### Problem description
Examine the entries and show every line in which the word "name" is found.

++++ The input

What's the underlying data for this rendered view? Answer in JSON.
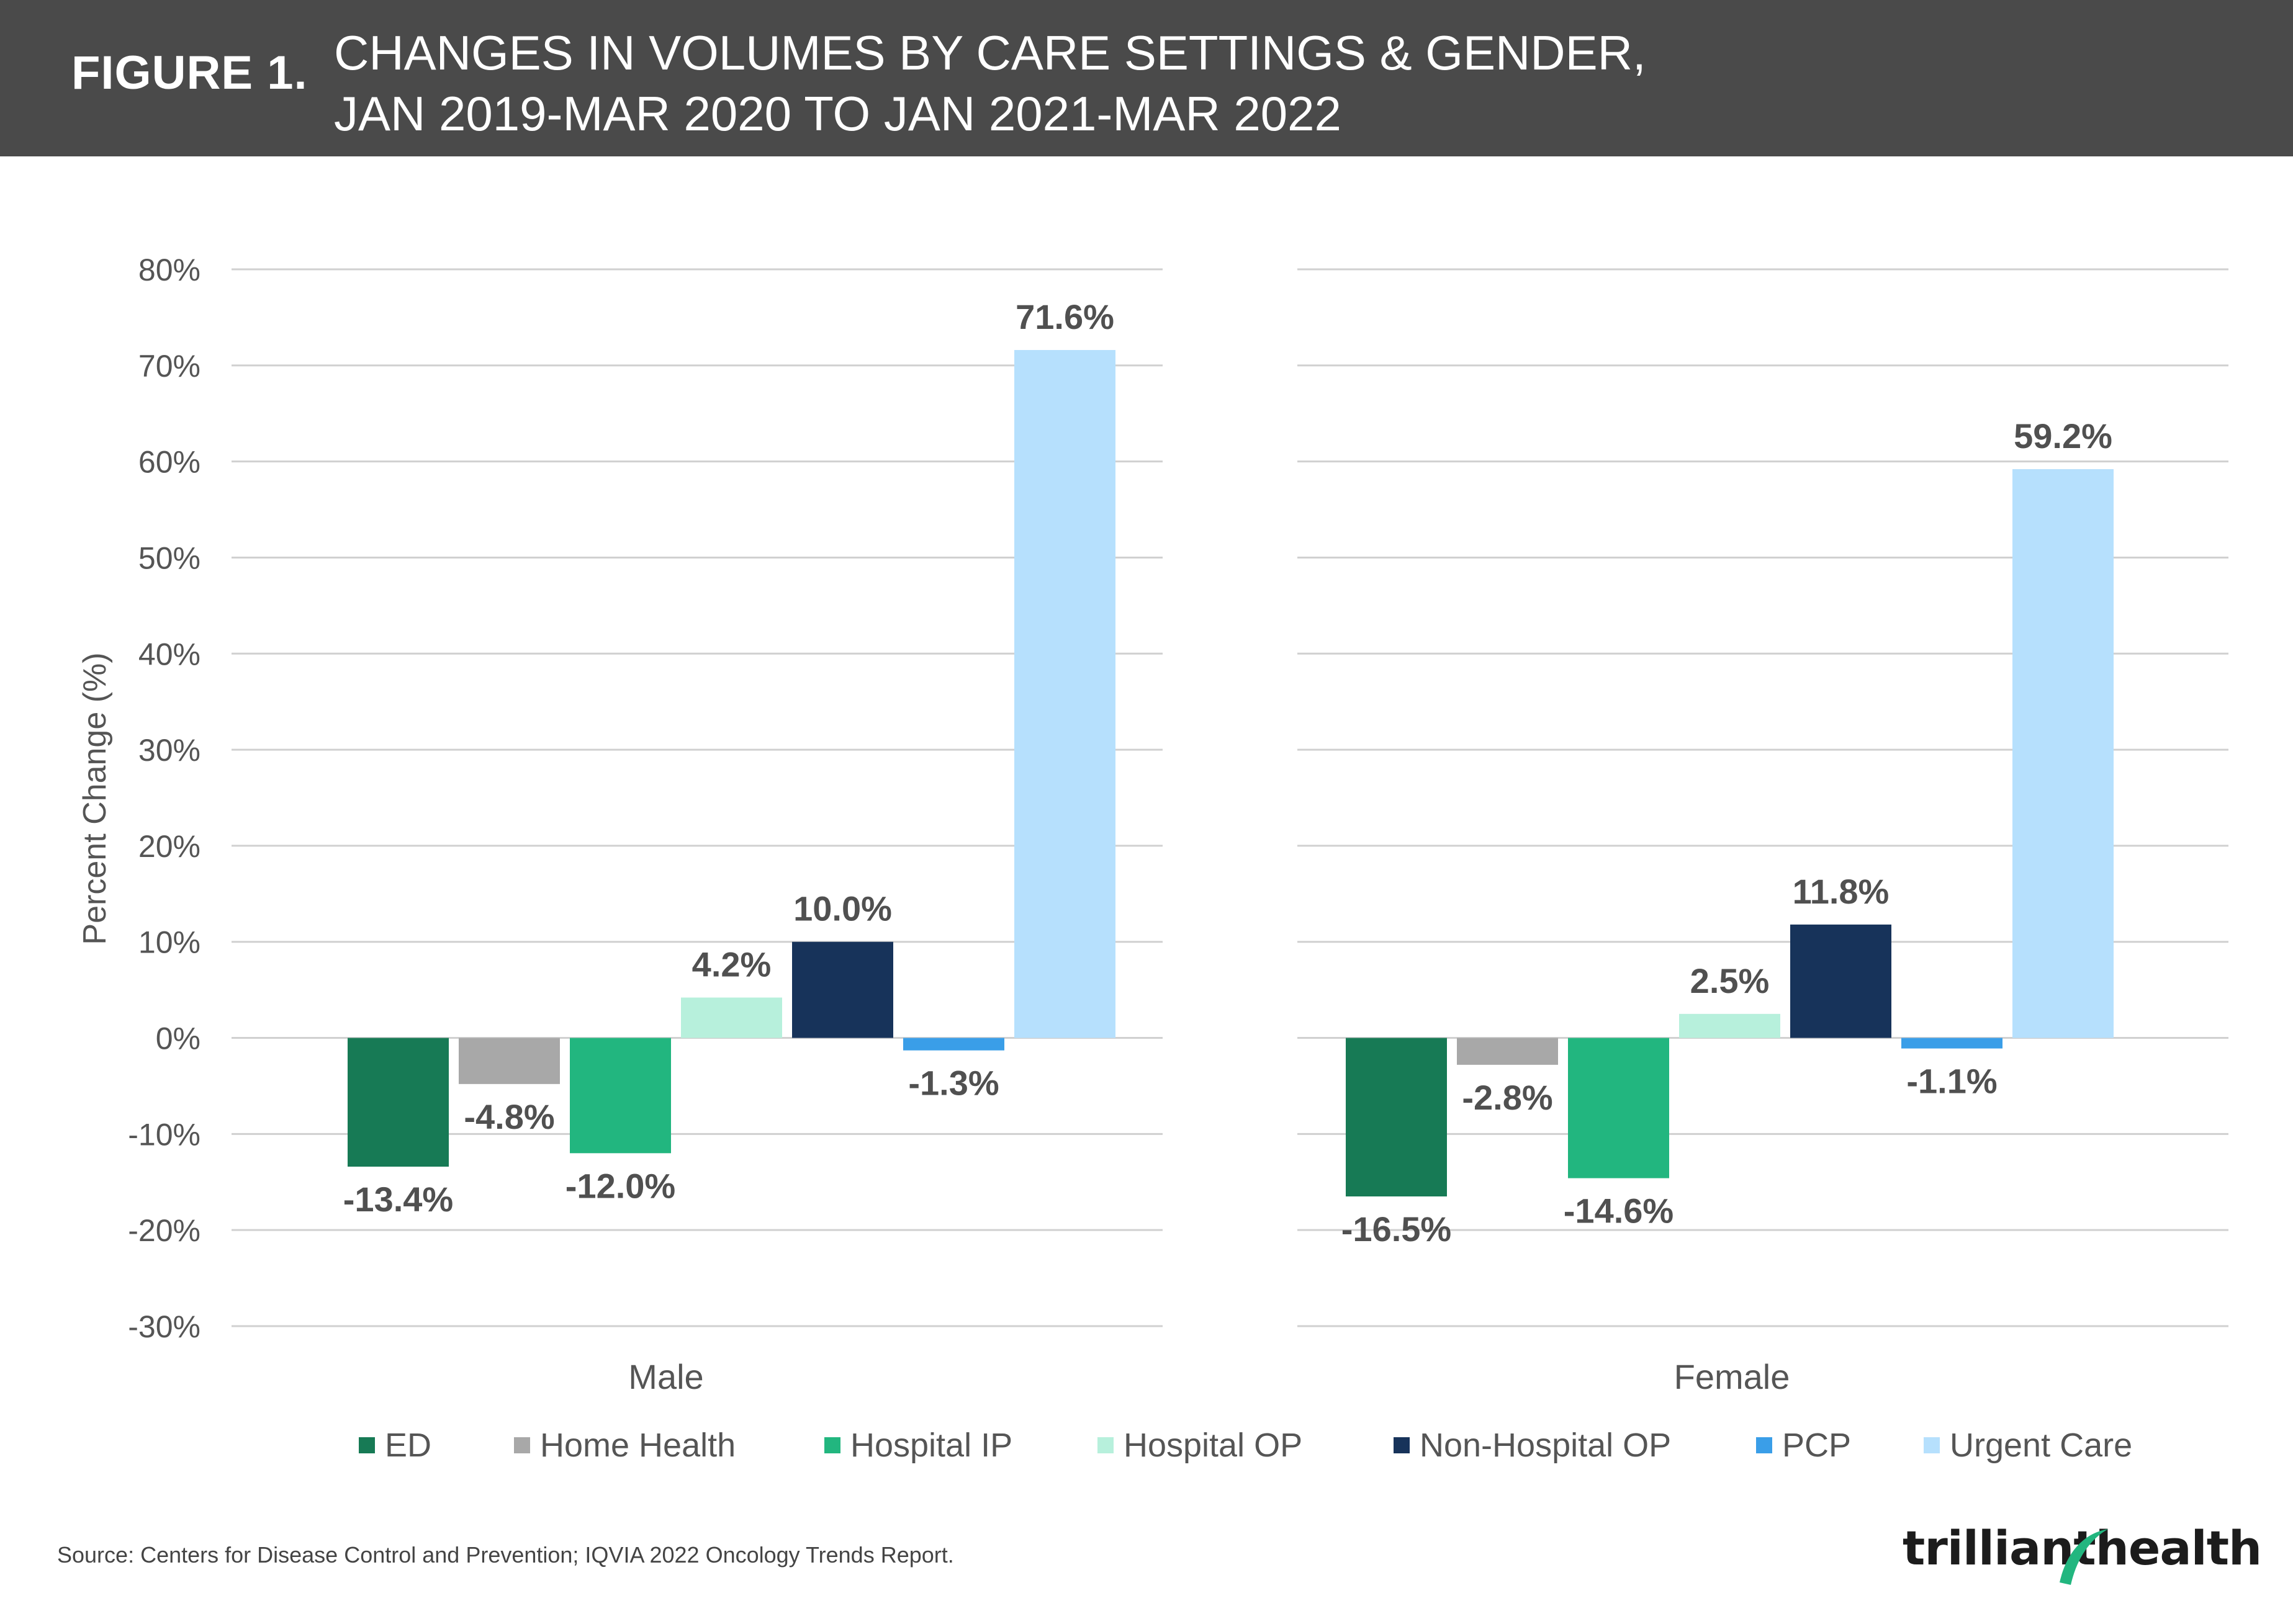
{
  "header": {
    "figure_label": "FIGURE 1.",
    "title_line1": "CHANGES IN VOLUMES BY CARE SETTINGS & GENDER,",
    "title_line2": "JAN 2019-MAR 2020 TO JAN 2021-MAR 2022"
  },
  "chart_data": {
    "type": "bar",
    "title": "CHANGES IN VOLUMES BY CARE SETTINGS & GENDER, JAN 2019-MAR 2020 TO JAN 2021-MAR 2022",
    "xlabel": "",
    "ylabel": "Percent Change (%)",
    "ylim": [
      -30,
      80
    ],
    "yticks": [
      80,
      70,
      60,
      50,
      40,
      30,
      20,
      10,
      0,
      -10,
      -20,
      -30
    ],
    "ytick_labels": [
      "80%",
      "70%",
      "60%",
      "50%",
      "40%",
      "30%",
      "20%",
      "10%",
      "0%",
      "-10%",
      "-20%",
      "-30%"
    ],
    "grid": true,
    "legend_position": "bottom",
    "categories": [
      "Male",
      "Female"
    ],
    "series": [
      {
        "name": "ED",
        "color": "#177a55",
        "values": [
          -13.4,
          -16.5
        ],
        "labels": [
          "-13.4%",
          "-16.5%"
        ]
      },
      {
        "name": "Home Health",
        "color": "#a8a8a8",
        "values": [
          -4.8,
          -2.8
        ],
        "labels": [
          "-4.8%",
          "-2.8%"
        ]
      },
      {
        "name": "Hospital IP",
        "color": "#22b67f",
        "values": [
          -12.0,
          -14.6
        ],
        "labels": [
          "-12.0%",
          "-14.6%"
        ]
      },
      {
        "name": "Hospital OP",
        "color": "#b7f0dc",
        "values": [
          4.2,
          2.5
        ],
        "labels": [
          "4.2%",
          "2.5%"
        ]
      },
      {
        "name": "Non-Hospital OP",
        "color": "#17335a",
        "values": [
          10.0,
          11.8
        ],
        "labels": [
          "10.0%",
          "11.8%"
        ]
      },
      {
        "name": "PCP",
        "color": "#3a9ee8",
        "values": [
          -1.3,
          -1.1
        ],
        "labels": [
          "-1.3%",
          "-1.1%"
        ]
      },
      {
        "name": "Urgent Care",
        "color": "#b6e0fd",
        "values": [
          71.6,
          59.2
        ],
        "labels": [
          "71.6%",
          "59.2%"
        ]
      }
    ]
  },
  "footer": {
    "source": "Source: Centers for Disease Control and Prevention; IQVIA 2022 Oncology Trends Report.",
    "logo_text_left": "trilliant",
    "logo_text_right": "health"
  }
}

++++++++

### Exercise solution
        "name": "ED",
        "name": "Home Health",
        "name": "Hospital IP",
        "name": "Hospital OP",
        "name": "Non-Hospital OP",
        "name": "PCP",
        "name": "Urgent Care",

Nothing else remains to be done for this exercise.